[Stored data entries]
BEGIN

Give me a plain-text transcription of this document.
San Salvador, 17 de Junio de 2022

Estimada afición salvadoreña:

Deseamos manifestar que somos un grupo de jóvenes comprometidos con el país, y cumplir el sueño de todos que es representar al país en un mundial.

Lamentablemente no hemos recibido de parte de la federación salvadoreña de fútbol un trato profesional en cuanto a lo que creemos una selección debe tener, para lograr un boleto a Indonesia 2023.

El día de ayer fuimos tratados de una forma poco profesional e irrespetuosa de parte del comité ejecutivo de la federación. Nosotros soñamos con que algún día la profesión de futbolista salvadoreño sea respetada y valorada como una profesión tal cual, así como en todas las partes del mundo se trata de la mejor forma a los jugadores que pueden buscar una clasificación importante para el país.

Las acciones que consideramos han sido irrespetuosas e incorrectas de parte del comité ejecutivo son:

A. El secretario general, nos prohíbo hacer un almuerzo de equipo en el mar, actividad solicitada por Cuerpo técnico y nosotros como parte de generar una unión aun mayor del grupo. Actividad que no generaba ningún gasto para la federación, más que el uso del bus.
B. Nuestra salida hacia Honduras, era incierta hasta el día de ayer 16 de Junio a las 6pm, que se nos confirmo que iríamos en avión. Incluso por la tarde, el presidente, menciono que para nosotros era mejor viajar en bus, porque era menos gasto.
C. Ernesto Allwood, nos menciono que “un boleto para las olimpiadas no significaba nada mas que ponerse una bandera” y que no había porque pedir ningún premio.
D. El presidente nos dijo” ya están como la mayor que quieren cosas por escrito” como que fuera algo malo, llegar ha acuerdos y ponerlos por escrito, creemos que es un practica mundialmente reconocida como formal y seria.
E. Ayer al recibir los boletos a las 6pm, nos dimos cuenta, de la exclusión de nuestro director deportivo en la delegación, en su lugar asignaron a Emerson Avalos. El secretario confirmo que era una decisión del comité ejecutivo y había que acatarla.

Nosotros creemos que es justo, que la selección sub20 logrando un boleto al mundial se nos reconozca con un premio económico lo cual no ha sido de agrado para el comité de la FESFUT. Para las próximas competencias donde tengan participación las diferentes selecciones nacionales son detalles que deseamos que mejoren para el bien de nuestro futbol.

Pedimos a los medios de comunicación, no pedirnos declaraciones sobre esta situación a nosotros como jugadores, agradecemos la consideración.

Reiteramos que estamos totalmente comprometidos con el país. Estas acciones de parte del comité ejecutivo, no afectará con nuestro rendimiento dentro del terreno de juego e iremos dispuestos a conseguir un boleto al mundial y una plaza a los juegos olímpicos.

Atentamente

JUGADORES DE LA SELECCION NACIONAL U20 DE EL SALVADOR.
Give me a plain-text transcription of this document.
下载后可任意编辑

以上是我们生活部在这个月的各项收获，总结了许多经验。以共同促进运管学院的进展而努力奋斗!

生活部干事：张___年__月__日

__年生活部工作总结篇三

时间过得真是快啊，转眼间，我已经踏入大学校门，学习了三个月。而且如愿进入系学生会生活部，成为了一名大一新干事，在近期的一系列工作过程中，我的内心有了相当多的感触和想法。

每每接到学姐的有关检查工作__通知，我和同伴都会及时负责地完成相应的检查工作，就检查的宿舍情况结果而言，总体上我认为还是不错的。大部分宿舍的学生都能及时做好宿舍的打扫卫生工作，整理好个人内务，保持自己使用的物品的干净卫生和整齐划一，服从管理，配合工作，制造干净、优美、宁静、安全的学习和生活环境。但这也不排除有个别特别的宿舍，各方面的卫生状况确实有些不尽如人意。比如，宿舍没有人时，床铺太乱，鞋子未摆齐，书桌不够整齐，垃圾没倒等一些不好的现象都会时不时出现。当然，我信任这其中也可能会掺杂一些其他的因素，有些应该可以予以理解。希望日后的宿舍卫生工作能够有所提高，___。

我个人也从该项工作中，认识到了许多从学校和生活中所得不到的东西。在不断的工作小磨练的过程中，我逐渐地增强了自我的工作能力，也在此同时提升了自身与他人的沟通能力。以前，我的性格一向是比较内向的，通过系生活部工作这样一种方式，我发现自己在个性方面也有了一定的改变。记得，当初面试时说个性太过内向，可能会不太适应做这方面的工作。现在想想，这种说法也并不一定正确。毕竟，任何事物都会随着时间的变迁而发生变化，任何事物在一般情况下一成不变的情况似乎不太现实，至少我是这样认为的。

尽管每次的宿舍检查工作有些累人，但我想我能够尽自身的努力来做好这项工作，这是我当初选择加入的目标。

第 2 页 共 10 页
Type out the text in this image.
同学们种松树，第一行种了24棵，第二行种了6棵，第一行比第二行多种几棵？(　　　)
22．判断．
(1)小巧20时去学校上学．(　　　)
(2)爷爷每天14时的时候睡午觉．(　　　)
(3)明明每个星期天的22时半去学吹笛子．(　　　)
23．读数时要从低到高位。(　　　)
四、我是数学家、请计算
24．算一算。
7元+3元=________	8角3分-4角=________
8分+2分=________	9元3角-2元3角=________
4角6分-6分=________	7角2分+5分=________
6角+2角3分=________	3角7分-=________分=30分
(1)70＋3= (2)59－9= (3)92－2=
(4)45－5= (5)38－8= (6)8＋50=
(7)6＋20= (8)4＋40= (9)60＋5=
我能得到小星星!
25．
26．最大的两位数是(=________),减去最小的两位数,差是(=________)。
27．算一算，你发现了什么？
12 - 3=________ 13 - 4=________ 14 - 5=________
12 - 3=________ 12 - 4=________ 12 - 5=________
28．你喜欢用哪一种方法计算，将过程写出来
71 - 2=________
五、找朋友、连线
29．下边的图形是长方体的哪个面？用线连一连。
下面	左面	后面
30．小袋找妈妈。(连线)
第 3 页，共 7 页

END

Nothing outside the span should appear: transcribe the lines from the one containing "Type out the text in this image." through the last line of the records.

Type out the text in this image.
同学们种松树，第一行种了24棵，第二行种了6棵，第一行比第二行多种几棵？(　　　)
22．判断．
(1)小巧20时去学校上学．(　　　)
(2)爷爷每天14时的时候睡午觉．(　　　)
(3)明明每个星期天的22时半去学吹笛子．(　　　)
23．读数时要从低到高位。(　　　)
四、我是数学家、请计算
24．算一算。
7元+3元=________	8角3分-4角=________
8分+2分=________	9元3角-2元3角=________
4角6分-6分=________	7角2分+5分=________
6角+2角3分=________	3角7分-=________分=30分
(1)70＋3= (2)59－9= (3)92－2=
(4)45－5= (5)38－8= (6)8＋50=
(7)6＋20= (8)4＋40= (9)60＋5=
我能得到小星星!
25．
26．最大的两位数是(=________),减去最小的两位数,差是(=________)。
27．算一算，你发现了什么？
12 - 3=________ 13 - 4=________ 14 - 5=________
12 - 3=________ 12 - 4=________ 12 - 5=________
28．你喜欢用哪一种方法计算，将过程写出来
71 - 2=________
五、找朋友、连线
29．下边的图形是长方体的哪个面？用线连一连。
下面	左面	后面
30．小袋找妈妈。(连线)
第 3 页，共 7 页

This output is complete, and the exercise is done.